■ Required task
Update the lines from the one containing "125, 596, 161]" through the end of the material, replacing "sort-caret-icon" with "dropdown-caret-icon" and changing nothing else.

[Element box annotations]
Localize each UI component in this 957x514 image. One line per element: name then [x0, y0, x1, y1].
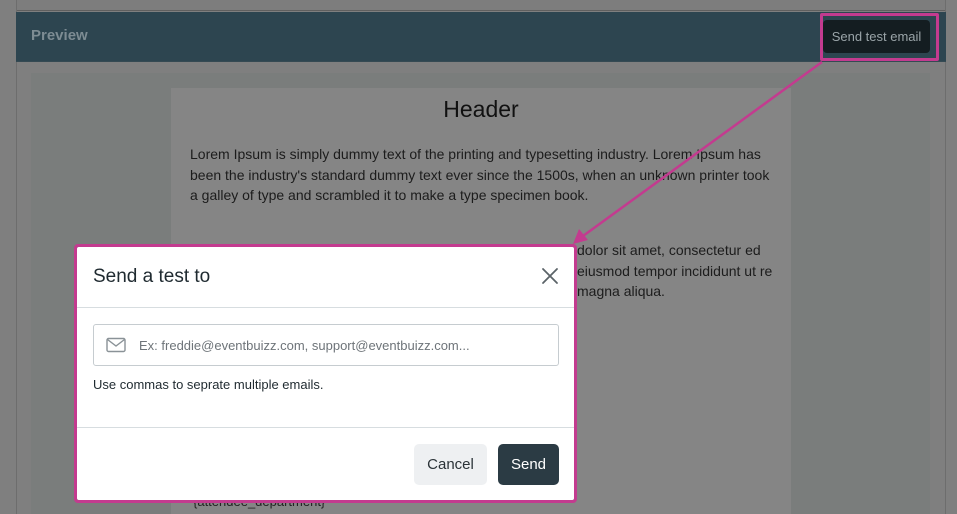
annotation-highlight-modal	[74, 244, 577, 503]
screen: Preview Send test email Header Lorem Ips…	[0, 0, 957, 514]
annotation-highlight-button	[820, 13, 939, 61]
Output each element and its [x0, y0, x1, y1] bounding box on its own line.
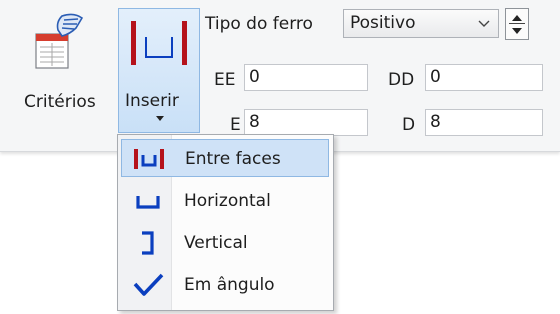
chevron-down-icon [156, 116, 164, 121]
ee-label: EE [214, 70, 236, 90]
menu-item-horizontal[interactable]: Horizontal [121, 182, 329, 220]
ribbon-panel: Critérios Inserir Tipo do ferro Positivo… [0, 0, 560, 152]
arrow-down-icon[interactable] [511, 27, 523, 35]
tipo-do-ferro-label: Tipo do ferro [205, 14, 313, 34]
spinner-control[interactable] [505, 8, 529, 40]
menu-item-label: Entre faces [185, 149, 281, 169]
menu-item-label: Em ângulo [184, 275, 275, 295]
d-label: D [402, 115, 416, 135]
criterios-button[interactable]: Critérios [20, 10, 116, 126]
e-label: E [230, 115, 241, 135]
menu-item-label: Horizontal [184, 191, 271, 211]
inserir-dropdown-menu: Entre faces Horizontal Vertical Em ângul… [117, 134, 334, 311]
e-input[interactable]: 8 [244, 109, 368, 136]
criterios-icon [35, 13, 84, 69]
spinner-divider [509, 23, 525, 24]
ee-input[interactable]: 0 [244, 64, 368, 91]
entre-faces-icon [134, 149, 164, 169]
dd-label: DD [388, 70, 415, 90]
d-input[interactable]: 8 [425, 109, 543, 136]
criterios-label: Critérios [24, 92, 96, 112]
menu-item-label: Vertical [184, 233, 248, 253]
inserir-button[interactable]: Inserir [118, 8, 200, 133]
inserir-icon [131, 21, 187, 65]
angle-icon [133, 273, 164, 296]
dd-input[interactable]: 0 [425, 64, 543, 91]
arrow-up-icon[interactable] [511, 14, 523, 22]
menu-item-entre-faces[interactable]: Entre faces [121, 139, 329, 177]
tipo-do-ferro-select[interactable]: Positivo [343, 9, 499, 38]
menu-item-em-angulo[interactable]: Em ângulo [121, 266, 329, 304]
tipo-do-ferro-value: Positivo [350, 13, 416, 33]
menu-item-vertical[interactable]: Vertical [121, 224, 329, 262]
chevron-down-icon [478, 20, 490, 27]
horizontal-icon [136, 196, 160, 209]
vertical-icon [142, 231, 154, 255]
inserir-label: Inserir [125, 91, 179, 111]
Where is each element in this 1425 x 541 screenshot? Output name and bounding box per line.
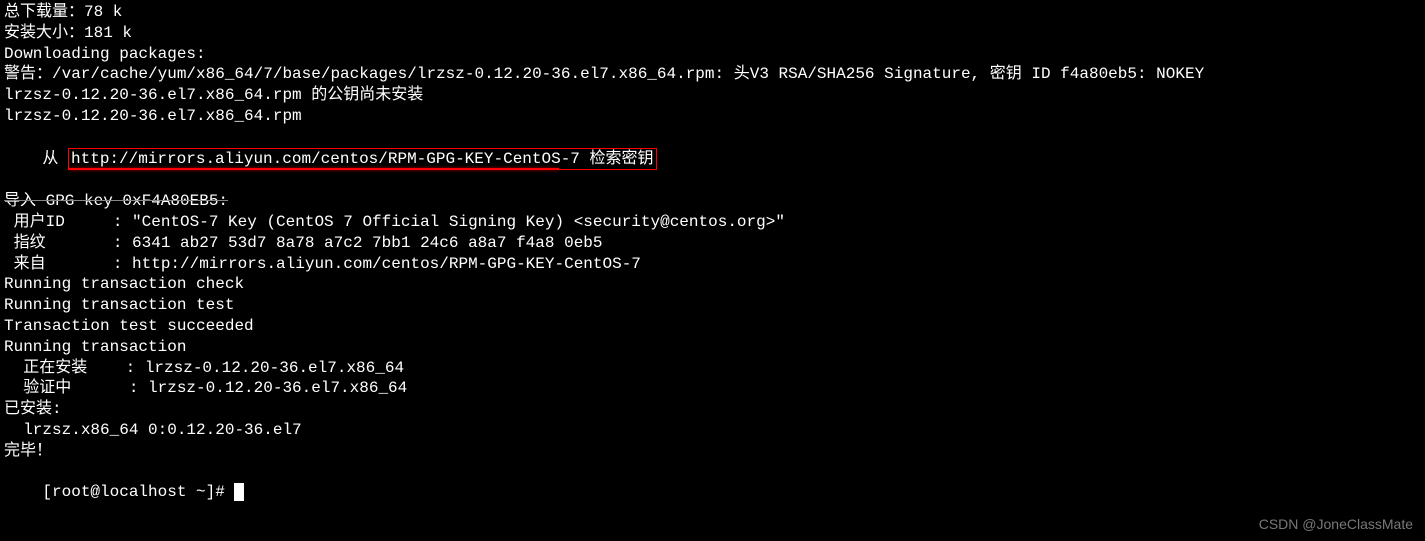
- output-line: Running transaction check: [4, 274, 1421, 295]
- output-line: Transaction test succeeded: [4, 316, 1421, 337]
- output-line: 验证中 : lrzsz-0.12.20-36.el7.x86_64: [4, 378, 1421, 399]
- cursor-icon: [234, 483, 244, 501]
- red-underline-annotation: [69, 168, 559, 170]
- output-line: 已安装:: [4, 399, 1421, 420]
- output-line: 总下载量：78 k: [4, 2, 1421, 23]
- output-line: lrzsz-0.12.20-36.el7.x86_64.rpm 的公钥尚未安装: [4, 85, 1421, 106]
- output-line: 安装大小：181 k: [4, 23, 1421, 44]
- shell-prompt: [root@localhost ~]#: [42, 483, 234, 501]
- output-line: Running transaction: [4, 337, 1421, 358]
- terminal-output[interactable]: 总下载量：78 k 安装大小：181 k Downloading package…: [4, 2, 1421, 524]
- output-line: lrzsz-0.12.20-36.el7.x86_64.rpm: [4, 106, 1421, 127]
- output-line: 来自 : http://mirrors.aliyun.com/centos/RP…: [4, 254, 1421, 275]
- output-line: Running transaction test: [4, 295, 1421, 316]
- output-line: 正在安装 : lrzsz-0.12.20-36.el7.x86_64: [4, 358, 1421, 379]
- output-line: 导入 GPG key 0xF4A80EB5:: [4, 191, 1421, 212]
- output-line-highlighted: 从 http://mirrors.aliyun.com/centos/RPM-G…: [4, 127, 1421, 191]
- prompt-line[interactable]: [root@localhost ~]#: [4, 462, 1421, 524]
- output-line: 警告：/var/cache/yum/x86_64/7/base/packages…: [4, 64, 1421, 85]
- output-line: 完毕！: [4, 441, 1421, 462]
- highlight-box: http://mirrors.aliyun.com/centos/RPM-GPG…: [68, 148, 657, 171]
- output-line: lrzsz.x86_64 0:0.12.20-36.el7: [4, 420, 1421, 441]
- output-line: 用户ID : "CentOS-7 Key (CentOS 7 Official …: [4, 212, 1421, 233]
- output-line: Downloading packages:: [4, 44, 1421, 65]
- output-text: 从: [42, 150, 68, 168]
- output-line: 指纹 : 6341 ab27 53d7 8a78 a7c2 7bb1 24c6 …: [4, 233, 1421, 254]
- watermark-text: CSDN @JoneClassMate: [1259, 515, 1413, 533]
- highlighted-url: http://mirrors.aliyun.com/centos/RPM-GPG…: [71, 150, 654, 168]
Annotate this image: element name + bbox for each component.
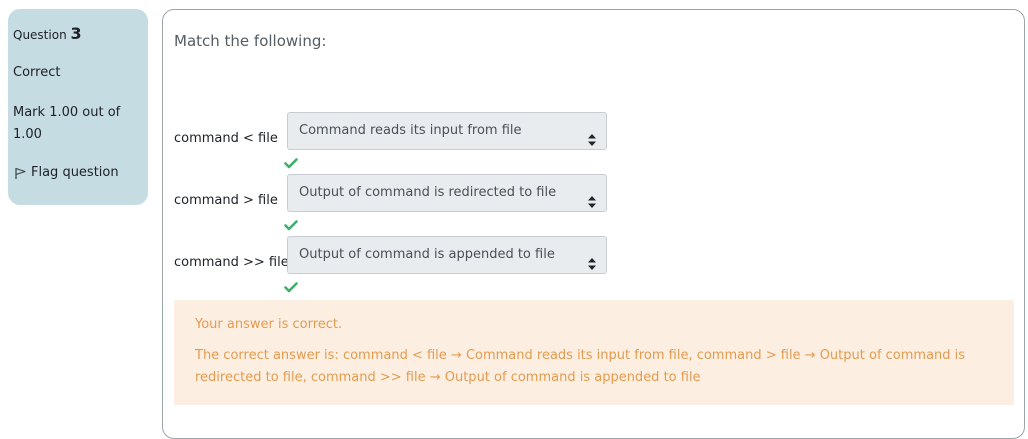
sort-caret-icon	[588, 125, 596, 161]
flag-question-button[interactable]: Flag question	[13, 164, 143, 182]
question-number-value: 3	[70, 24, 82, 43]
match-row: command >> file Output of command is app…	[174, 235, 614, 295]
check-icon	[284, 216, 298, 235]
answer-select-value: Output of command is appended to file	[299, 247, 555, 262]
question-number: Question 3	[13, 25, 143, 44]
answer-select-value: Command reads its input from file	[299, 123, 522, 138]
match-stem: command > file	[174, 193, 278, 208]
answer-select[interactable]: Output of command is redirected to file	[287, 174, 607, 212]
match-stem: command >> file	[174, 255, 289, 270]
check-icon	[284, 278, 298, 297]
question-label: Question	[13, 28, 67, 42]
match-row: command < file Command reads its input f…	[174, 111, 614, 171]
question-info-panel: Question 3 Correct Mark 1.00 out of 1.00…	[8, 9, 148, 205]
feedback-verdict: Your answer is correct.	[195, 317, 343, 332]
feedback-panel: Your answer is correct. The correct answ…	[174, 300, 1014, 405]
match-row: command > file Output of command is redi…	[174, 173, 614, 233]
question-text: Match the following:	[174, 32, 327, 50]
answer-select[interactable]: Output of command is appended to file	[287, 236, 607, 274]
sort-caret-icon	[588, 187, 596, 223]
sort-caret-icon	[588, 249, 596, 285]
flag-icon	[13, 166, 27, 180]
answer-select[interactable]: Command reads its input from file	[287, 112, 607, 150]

■ Task output
dropdown-caret-icon	[588, 125, 596, 161]
flag-question-button[interactable]: Flag question	[13, 164, 143, 182]
question-number-value: 3	[70, 24, 82, 43]
match-row: command >> file Output of command is app…	[174, 235, 614, 295]
check-icon	[284, 216, 298, 235]
answer-select-value: Output of command is appended to file	[299, 247, 555, 262]
question-number: Question 3	[13, 25, 143, 44]
answer-select-value: Command reads its input from file	[299, 123, 522, 138]
match-stem: command > file	[174, 193, 278, 208]
answer-select[interactable]: Output of command is redirected to file	[287, 174, 607, 212]
match-stem: command >> file	[174, 255, 289, 270]
check-icon	[284, 278, 298, 297]
question-label: Question	[13, 28, 67, 42]
match-row: command < file Command reads its input f…	[174, 111, 614, 171]
question-info-panel: Question 3 Correct Mark 1.00 out of 1.00…	[8, 9, 148, 205]
feedback-verdict: Your answer is correct.	[195, 317, 343, 332]
feedback-panel: Your answer is correct. The correct answ…	[174, 300, 1014, 405]
match-row: command > file Output of command is redi…	[174, 173, 614, 233]
question-text: Match the following:	[174, 32, 327, 50]
answer-select[interactable]: Output of command is appended to file	[287, 236, 607, 274]
dropdown-caret-icon	[588, 187, 596, 223]
dropdown-caret-icon	[588, 249, 596, 285]
flag-icon	[13, 166, 27, 180]
answer-select[interactable]: Command reads its input from file	[287, 112, 607, 150]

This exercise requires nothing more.